_Your objective_.
Copy each of the entries below faithfully, setting aside any pictures.

-*-*-

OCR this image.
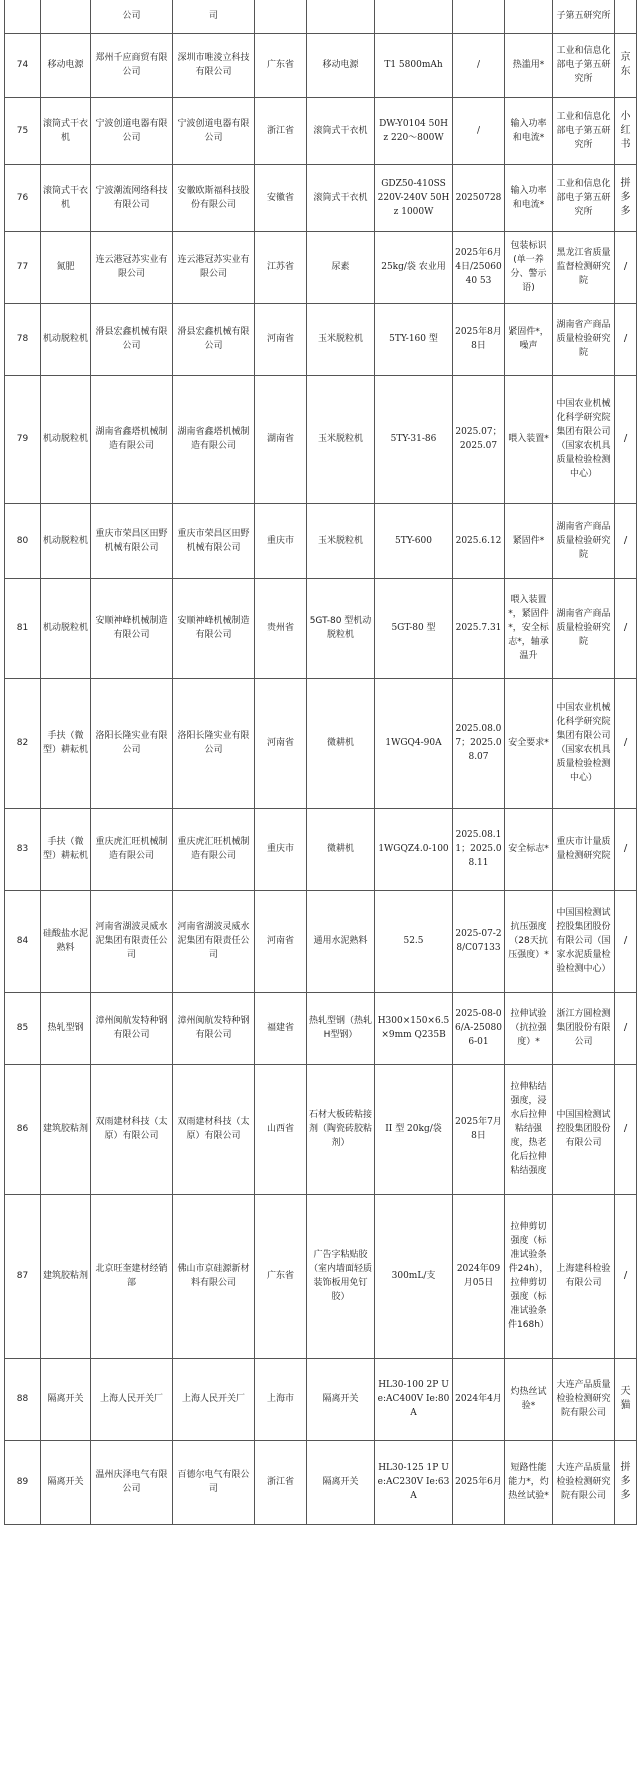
		公司	司						子第五研究所	
74	移动电源	郑州千应商贸有限公司	深圳市唯淩立科技有限公司	广东省	移动电源	T1 5800mAh	/	热滥用*	工业和信息化部电子第五研究所	京东
75	滚筒式干衣机	宁波创道电器有限公司	宁波创道电器有限公司	浙江省	滚筒式干衣机	DW-Y0104 50Hz 220～800W	/	输入功率和电流*	工业和信息化部电子第五研究所	小红书
76	滚筒式干衣机	宁波潮流网络科技有限公司	安徽欧斯福科技股份有限公司	安徽省	滚筒式干衣机	GDZ50-410SS 220V-240V 50Hz 1000W	20250728	输入功率和电流*	工业和信息化部电子第五研究所	拼多多
77	氮肥	连云港冠苏实业有限公司	连云港冠苏实业有限公司	江苏省	尿素	25kg/袋 农业用	2025年6月4日/2506040 53	包装标识(单一养分、警示语)	黑龙江省质量监督检测研究院	/
78	机动脱粒机	滑县宏鑫机械有限公司	滑县宏鑫机械有限公司	河南省	玉米脱粒机	5TY-160 型	2025年8月8日	紧固件*，噪声	湖南省产商品质量检验研究院	/
79	机动脱粒机	湖南省鑫塔机械制造有限公司	湖南省鑫塔机械制造有限公司	湖南省	玉米脱粒机	5TY-31-86	2025.07；2025.07	喂入装置*	中国农业机械化科学研究院集团有限公司（国家农机具质量检验检测中心）	/
80	机动脱粒机	重庆市荣昌区田野机械有限公司	重庆市荣昌区田野机械有限公司	重庆市	玉米脱粒机	5TY-600	2025.6.12	紧固件*	湖南省产商品质量检验研究院	/
81	机动脱粒机	安顺神峰机械制造有限公司	安顺神峰机械制造有限公司	贵州省	5GT-80 型机动脱粒机	5GT-80 型	2025.7.31	喂入装置*，紧固件*，安全标志*，轴承温升	湖南省产商品质量检验研究院	/
82	手扶（微型）耕耘机	洛阳长隆实业有限公司	洛阳长隆实业有限公司	河南省	微耕机	1WGQ4-90A	2025.08.07；2025.08.07	安全要求*	中国农业机械化科学研究院集团有限公司（国家农机具质量检验检测中心）	/
83	手扶（微型）耕耘机	重庆虎汇旺机械制造有限公司	重庆虎汇旺机械制造有限公司	重庆市	微耕机	1WGQZ4.0-100	2025.08.11；2025.08.11	安全标志*	重庆市计量质量检测研究院	/
84	硅酸盐水泥熟料	河南省湖波灵威水泥集团有限责任公司	河南省湖波灵威水泥集团有限责任公司	河南省	通用水泥熟料	52.5	2025-07-28/C07133	抗压强度（28天抗压强度）*	中国国检测试控股集团股份有限公司（国家水泥质量检验检测中心）	/
85	热轧型钢	漳州闽航发特种钢有限公司	漳州闽航发特种钢有限公司	福建省	热轧型钢（热轧H型钢）	H300×150×6.5×9mm Q235B	2025-08-06/A-250806-01	拉伸试验（抗拉强度）*	浙江方圆检测集团股份有限公司	/
86	建筑胶粘剂	双雨建材科技（太原）有限公司	双雨建材科技（太原）有限公司	山西省	石材大板砖粘接剂（陶瓷砖胶粘剂）	II 型 20kg/袋	2025年7月8日	拉伸粘结强度，浸水后拉伸粘结强度，热老化后拉伸粘结强度	中国国检测试控股集团股份有限公司	/
87	建筑胶粘剂	北京旺奎建材经销部	佛山市京硅源新材料有限公司	广东省	广告字粘贴胶（室内墙面轻质装饰板用免钉胶）	300mL/支	2024年09月05日	拉伸剪切强度（标准试验条件24h），拉伸剪切强度（标准试验条件168h）	上海建科检验有限公司	/
88	隔离开关	上海人民开关厂	上海人民开关厂	上海市	隔离开关	HL30-100 2P Ue:AC400V Ie:80A	2024年4月	灼热丝试验*	大连产品质量检验检测研究院有限公司	天猫
89	隔离开关	温州庆泽电气有限公司	百德尔电气有限公司	浙江省	隔离开关	HL30-125 1P Ue:AC230V Ie:63A	2025年6月	短路性能能力*，灼热丝试验*	大连产品质量检验检测研究院有限公司	拼多多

-*-*-

_Worked answer_.
OCR this image.
		公司	司						子第五研究所	
74	移动电源	郑州千应商贸有限公司	深圳市唯淩立科技有限公司	广东省	移动电源	T1 5800mAh	/	热滥用*	工业和信息化部电子第五研究所	京东
75	滚筒式干衣机	宁波创道电器有限公司	宁波创道电器有限公司	浙江省	滚筒式干衣机	DW-Y0104 50Hz 220～800W	/	输入功率和电流*	工业和信息化部电子第五研究所	小红书
76	滚筒式干衣机	宁波潮流网络科技有限公司	安徽欧斯福科技股份有限公司	安徽省	滚筒式干衣机	GDZ50-410SS 220V-240V 50Hz 1000W	20250728	输入功率和电流*	工业和信息化部电子第五研究所	拼多多
77	氮肥	连云港冠苏实业有限公司	连云港冠苏实业有限公司	江苏省	尿素	25kg/袋 农业用	2025年6月4日/2506040 53	包装标识(单一养分、警示语)	黑龙江省质量监督检测研究院	/
78	机动脱粒机	滑县宏鑫机械有限公司	滑县宏鑫机械有限公司	河南省	玉米脱粒机	5TY-160 型	2025年8月8日	紧固件*，噪声	湖南省产商品质量检验研究院	/
79	机动脱粒机	湖南省鑫塔机械制造有限公司	湖南省鑫塔机械制造有限公司	湖南省	玉米脱粒机	5TY-31-86	2025.07；2025.07	喂入装置*	中国农业机械化科学研究院集团有限公司（国家农机具质量检验检测中心）	/
80	机动脱粒机	重庆市荣昌区田野机械有限公司	重庆市荣昌区田野机械有限公司	重庆市	玉米脱粒机	5TY-600	2025.6.12	紧固件*	湖南省产商品质量检验研究院	/
81	机动脱粒机	安顺神峰机械制造有限公司	安顺神峰机械制造有限公司	贵州省	5GT-80 型机动脱粒机	5GT-80 型	2025.7.31	喂入装置*，紧固件*，安全标志*，轴承温升	湖南省产商品质量检验研究院	/
82	手扶（微型）耕耘机	洛阳长隆实业有限公司	洛阳长隆实业有限公司	河南省	微耕机	1WGQ4-90A	2025.08.07；2025.08.07	安全要求*	中国农业机械化科学研究院集团有限公司（国家农机具质量检验检测中心）	/
83	手扶（微型）耕耘机	重庆虎汇旺机械制造有限公司	重庆虎汇旺机械制造有限公司	重庆市	微耕机	1WGQZ4.0-100	2025.08.11；2025.08.11	安全标志*	重庆市计量质量检测研究院	/
84	硅酸盐水泥熟料	河南省湖波灵威水泥集团有限责任公司	河南省湖波灵威水泥集团有限责任公司	河南省	通用水泥熟料	52.5	2025-07-28/C07133	抗压强度（28天抗压强度）*	中国国检测试控股集团股份有限公司（国家水泥质量检验检测中心）	/
85	热轧型钢	漳州闽航发特种钢有限公司	漳州闽航发特种钢有限公司	福建省	热轧型钢（热轧H型钢）	H300×150×6.5×9mm Q235B	2025-08-06/A-250806-01	拉伸试验（抗拉强度）*	浙江方圆检测集团股份有限公司	/
86	建筑胶粘剂	双雨建材科技（太原）有限公司	双雨建材科技（太原）有限公司	山西省	石材大板砖粘接剂（陶瓷砖胶粘剂）	II 型 20kg/袋	2025年7月8日	拉伸粘结强度，浸水后拉伸粘结强度，热老化后拉伸粘结强度	中国国检测试控股集团股份有限公司	/
87	建筑胶粘剂	北京旺奎建材经销部	佛山市京硅源新材料有限公司	广东省	广告字粘贴胶（室内墙面轻质装饰板用免钉胶）	300mL/支	2024年09月05日	拉伸剪切强度（标准试验条件24h），拉伸剪切强度（标准试验条件168h）	上海建科检验有限公司	/
88	隔离开关	上海人民开关厂	上海人民开关厂	上海市	隔离开关	HL30-100 2P Ue:AC400V Ie:80A	2024年4月	灼热丝试验*	大连产品质量检验检测研究院有限公司	天猫
89	隔离开关	温州庆泽电气有限公司	百德尔电气有限公司	浙江省	隔离开关	HL30-125 1P Ue:AC230V Ie:63A	2025年6月	短路性能能力*，灼热丝试验*	大连产品质量检验检测研究院有限公司	拼多多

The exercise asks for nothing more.